Given instruction => Write out the full listing exactly as given, minus the images.

Extracted information =>

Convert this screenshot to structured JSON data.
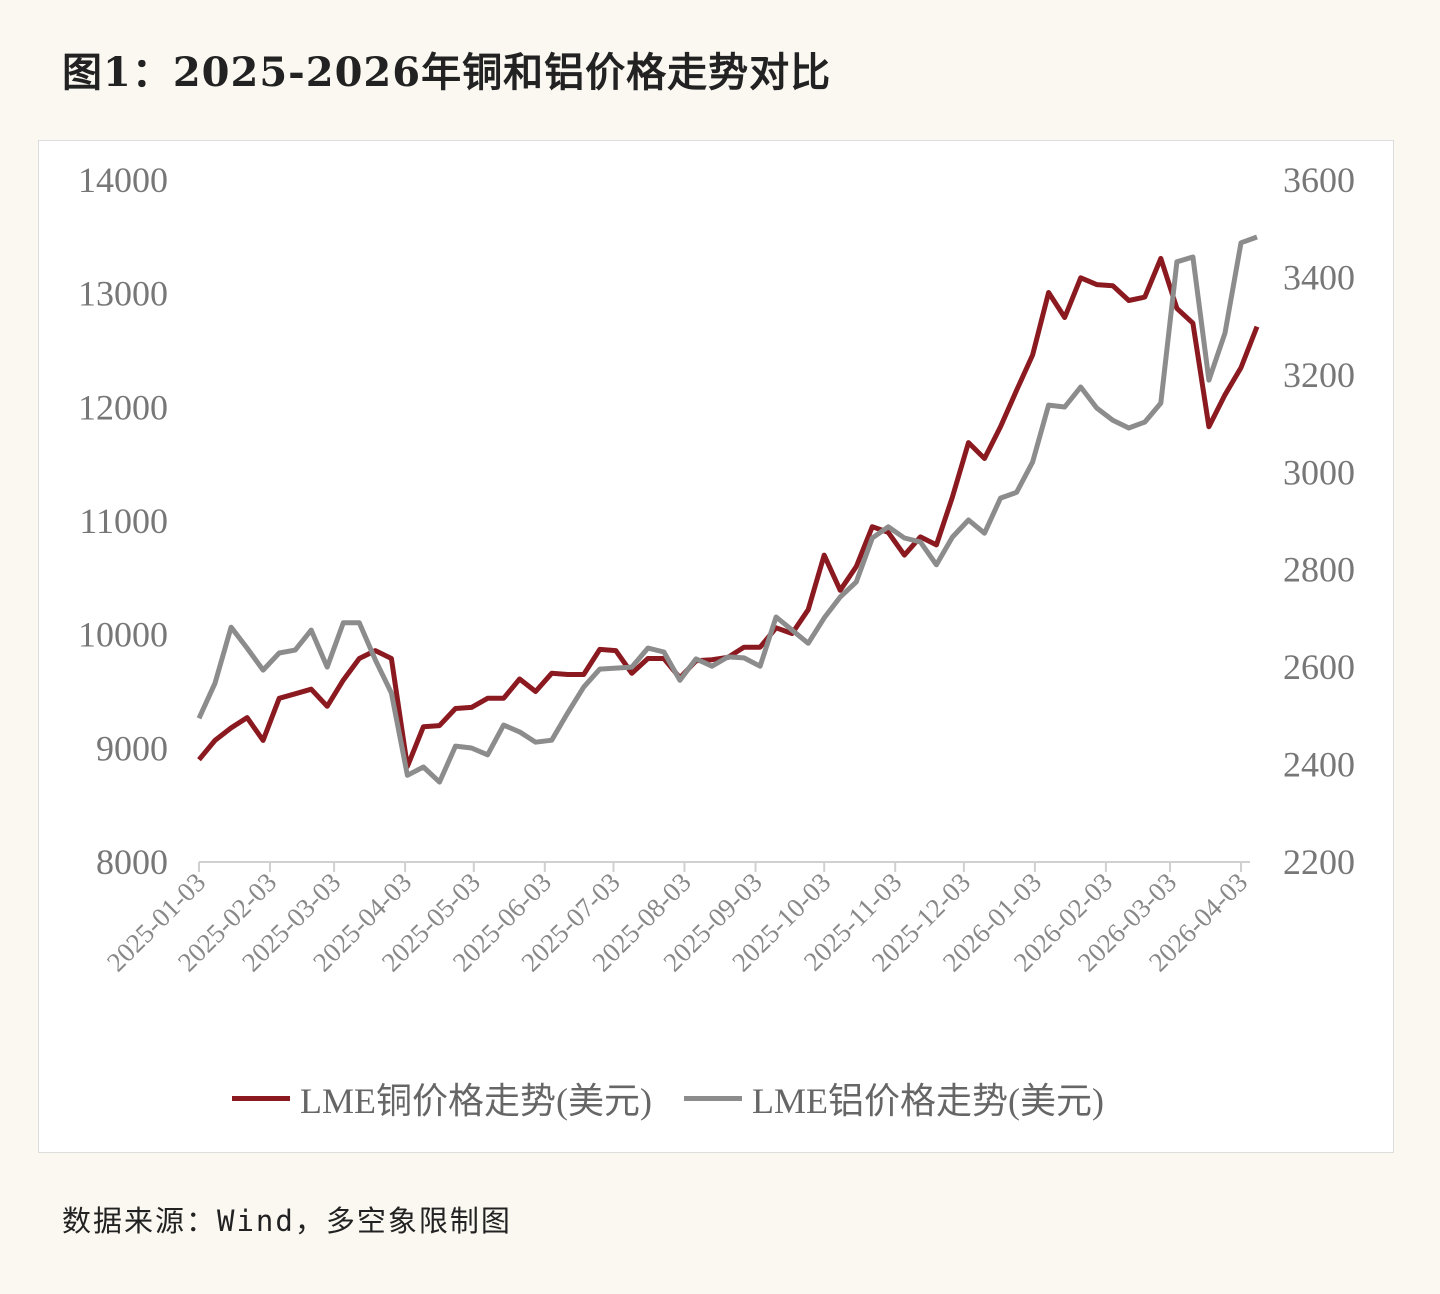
{
  "title": "图1：2025-2026年铜和铝价格走势对比",
  "source": "数据来源：Wind，多空象限制图",
  "chart_data": {
    "type": "line",
    "title": "",
    "xlabel": "",
    "ylabel_left": "",
    "ylabel_right": "",
    "grid": false,
    "legend_position": "bottom",
    "x_ticks": [
      "2025-01-03",
      "2025-02-03",
      "2025-03-03",
      "2025-04-03",
      "2025-05-03",
      "2025-06-03",
      "2025-07-03",
      "2025-08-03",
      "2025-09-03",
      "2025-10-03",
      "2025-11-03",
      "2025-12-03",
      "2026-01-03",
      "2026-02-03",
      "2026-03-03",
      "2026-04-03"
    ],
    "y_left": {
      "range": [
        8000,
        14000
      ],
      "ticks": [
        "8000",
        "9000",
        "10000",
        "11000",
        "12000",
        "13000",
        "14000"
      ]
    },
    "y_right": {
      "range": [
        2200,
        3600
      ],
      "ticks": [
        "2200",
        "2400",
        "2600",
        "2800",
        "3000",
        "3200",
        "3400",
        "3600"
      ]
    },
    "x": [
      "2025-01-03",
      "2025-01-10",
      "2025-01-17",
      "2025-01-24",
      "2025-01-31",
      "2025-02-07",
      "2025-02-14",
      "2025-02-21",
      "2025-02-28",
      "2025-03-07",
      "2025-03-14",
      "2025-03-21",
      "2025-03-28",
      "2025-04-04",
      "2025-04-11",
      "2025-04-18",
      "2025-04-25",
      "2025-05-02",
      "2025-05-09",
      "2025-05-16",
      "2025-05-23",
      "2025-05-30",
      "2025-06-06",
      "2025-06-13",
      "2025-06-20",
      "2025-06-27",
      "2025-07-04",
      "2025-07-11",
      "2025-07-18",
      "2025-07-25",
      "2025-08-01",
      "2025-08-08",
      "2025-08-15",
      "2025-08-22",
      "2025-08-29",
      "2025-09-05",
      "2025-09-12",
      "2025-09-19",
      "2025-09-26",
      "2025-10-03",
      "2025-10-10",
      "2025-10-17",
      "2025-10-24",
      "2025-10-31",
      "2025-11-07",
      "2025-11-14",
      "2025-11-21",
      "2025-11-28",
      "2025-12-05",
      "2025-12-12",
      "2025-12-19",
      "2025-12-26",
      "2026-01-02",
      "2026-01-09",
      "2026-01-16",
      "2026-01-23",
      "2026-01-30",
      "2026-02-06",
      "2026-02-13",
      "2026-02-20",
      "2026-02-27",
      "2026-03-06",
      "2026-03-13",
      "2026-03-20",
      "2026-03-27",
      "2026-04-03",
      "2026-04-10"
    ],
    "series": [
      {
        "name": "LME铜价格走势(美元)",
        "axis": "left",
        "color": "#8b1a20",
        "values": [
          8900,
          9070,
          9180,
          9270,
          9070,
          9440,
          9480,
          9520,
          9370,
          9600,
          9790,
          9860,
          9790,
          8840,
          9190,
          9200,
          9350,
          9360,
          9440,
          9440,
          9610,
          9500,
          9660,
          9650,
          9650,
          9870,
          9860,
          9660,
          9790,
          9790,
          9620,
          9770,
          9780,
          9800,
          9890,
          9890,
          10060,
          10010,
          10220,
          10700,
          10390,
          10600,
          10950,
          10900,
          10700,
          10860,
          10790,
          11210,
          11690,
          11550,
          11830,
          12150,
          12460,
          13010,
          12790,
          13140,
          13080,
          13070,
          12940,
          12970,
          13310,
          12870,
          12740,
          11830,
          12110,
          12350,
          12710
        ]
      },
      {
        "name": "LME铝价格走势(美元)",
        "axis": "right",
        "color": "#8c8c8c",
        "values": [
          2495,
          2567,
          2682,
          2639,
          2594,
          2629,
          2635,
          2676,
          2600,
          2691,
          2691,
          2615,
          2547,
          2378,
          2395,
          2364,
          2438,
          2434,
          2420,
          2481,
          2467,
          2446,
          2450,
          2506,
          2559,
          2596,
          2598,
          2600,
          2639,
          2631,
          2573,
          2617,
          2602,
          2621,
          2619,
          2602,
          2703,
          2676,
          2649,
          2701,
          2744,
          2775,
          2865,
          2888,
          2865,
          2857,
          2810,
          2867,
          2902,
          2875,
          2947,
          2959,
          3021,
          3138,
          3134,
          3175,
          3132,
          3107,
          3091,
          3103,
          3142,
          3432,
          3442,
          3189,
          3286,
          3471,
          3483
        ]
      }
    ]
  }
}
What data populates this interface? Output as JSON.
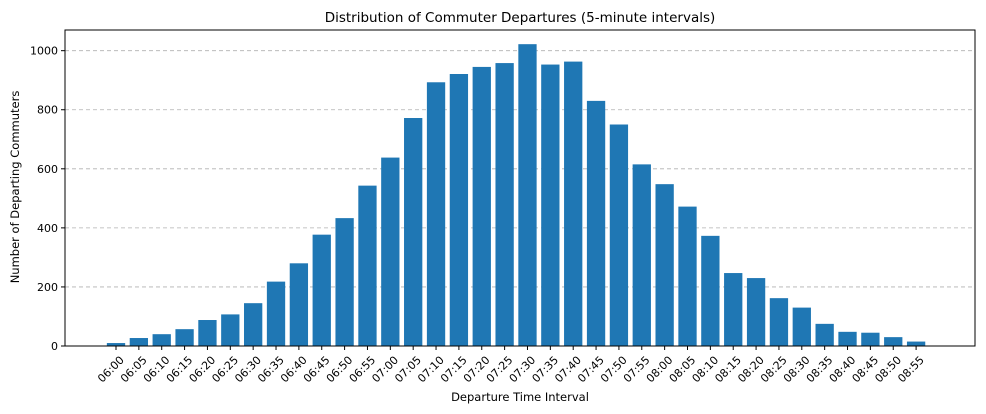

Problem solution =>
Convert this screenshot to structured JSON data.
{
  "title": "图1：2025-2026年铜和铝价格走势对比",
  "source": "数据来源：Wind，多空象限制图",
  "chart_data": {
    "type": "line",
    "title": "",
    "xlabel": "",
    "ylabel_left": "",
    "ylabel_right": "",
    "grid": false,
    "legend_position": "bottom",
    "x_ticks": [
      "2025-01-03",
      "2025-02-03",
      "2025-03-03",
      "2025-04-03",
      "2025-05-03",
      "2025-06-03",
      "2025-07-03",
      "2025-08-03",
      "2025-09-03",
      "2025-10-03",
      "2025-11-03",
      "2025-12-03",
      "2026-01-03",
      "2026-02-03",
      "2026-03-03",
      "2026-04-03"
    ],
    "y_left": {
      "range": [
        8000,
        14000
      ],
      "ticks": [
        "8000",
        "9000",
        "10000",
        "11000",
        "12000",
        "13000",
        "14000"
      ]
    },
    "y_right": {
      "range": [
        2200,
        3600
      ],
      "ticks": [
        "2200",
        "2400",
        "2600",
        "2800",
        "3000",
        "3200",
        "3400",
        "3600"
      ]
    },
    "x": [
      "2025-01-03",
      "2025-01-10",
      "2025-01-17",
      "2025-01-24",
      "2025-01-31",
      "2025-02-07",
      "2025-02-14",
      "2025-02-21",
      "2025-02-28",
      "2025-03-07",
      "2025-03-14",
      "2025-03-21",
      "2025-03-28",
      "2025-04-04",
      "2025-04-11",
      "2025-04-18",
      "2025-04-25",
      "2025-05-02",
      "2025-05-09",
      "2025-05-16",
      "2025-05-23",
      "2025-05-30",
      "2025-06-06",
      "2025-06-13",
      "2025-06-20",
      "2025-06-27",
      "2025-07-04",
      "2025-07-11",
      "2025-07-18",
      "2025-07-25",
      "2025-08-01",
      "2025-08-08",
      "2025-08-15",
      "2025-08-22",
      "2025-08-29",
      "2025-09-05",
      "2025-09-12",
      "2025-09-19",
      "2025-09-26",
      "2025-10-03",
      "2025-10-10",
      "2025-10-17",
      "2025-10-24",
      "2025-10-31",
      "2025-11-07",
      "2025-11-14",
      "2025-11-21",
      "2025-11-28",
      "2025-12-05",
      "2025-12-12",
      "2025-12-19",
      "2025-12-26",
      "2026-01-02",
      "2026-01-09",
      "2026-01-16",
      "2026-01-23",
      "2026-01-30",
      "2026-02-06",
      "2026-02-13",
      "2026-02-20",
      "2026-02-27",
      "2026-03-06",
      "2026-03-13",
      "2026-03-20",
      "2026-03-27",
      "2026-04-03",
      "2026-04-10"
    ],
    "series": [
      {
        "name": "LME铜价格走势(美元)",
        "axis": "left",
        "color": "#8b1a20",
        "values": [
          8900,
          9070,
          9180,
          9270,
          9070,
          9440,
          9480,
          9520,
          9370,
          9600,
          9790,
          9860,
          9790,
          8840,
          9190,
          9200,
          9350,
          9360,
          9440,
          9440,
          9610,
          9500,
          9660,
          9650,
          9650,
          9870,
          9860,
          9660,
          9790,
          9790,
          9620,
          9770,
          9780,
          9800,
          9890,
          9890,
          10060,
          10010,
          10220,
          10700,
          10390,
          10600,
          10950,
          10900,
          10700,
          10860,
          10790,
          11210,
          11690,
          11550,
          11830,
          12150,
          12460,
          13010,
          12790,
          13140,
          13080,
          13070,
          12940,
          12970,
          13310,
          12870,
          12740,
          11830,
          12110,
          12350,
          12710
        ]
      },
      {
        "name": "LME铝价格走势(美元)",
        "axis": "right",
        "color": "#8c8c8c",
        "values": [
          2495,
          2567,
          2682,
          2639,
          2594,
          2629,
          2635,
          2676,
          2600,
          2691,
          2691,
          2615,
          2547,
          2378,
          2395,
          2364,
          2438,
          2434,
          2420,
          2481,
          2467,
          2446,
          2450,
          2506,
          2559,
          2596,
          2598,
          2600,
          2639,
          2631,
          2573,
          2617,
          2602,
          2621,
          2619,
          2602,
          2703,
          2676,
          2649,
          2701,
          2744,
          2775,
          2865,
          2888,
          2865,
          2857,
          2810,
          2867,
          2902,
          2875,
          2947,
          2959,
          3021,
          3138,
          3134,
          3175,
          3132,
          3107,
          3091,
          3103,
          3142,
          3432,
          3442,
          3189,
          3286,
          3471,
          3483
        ]
      }
    ]
  }
}
What data populates this interface? Output as JSON.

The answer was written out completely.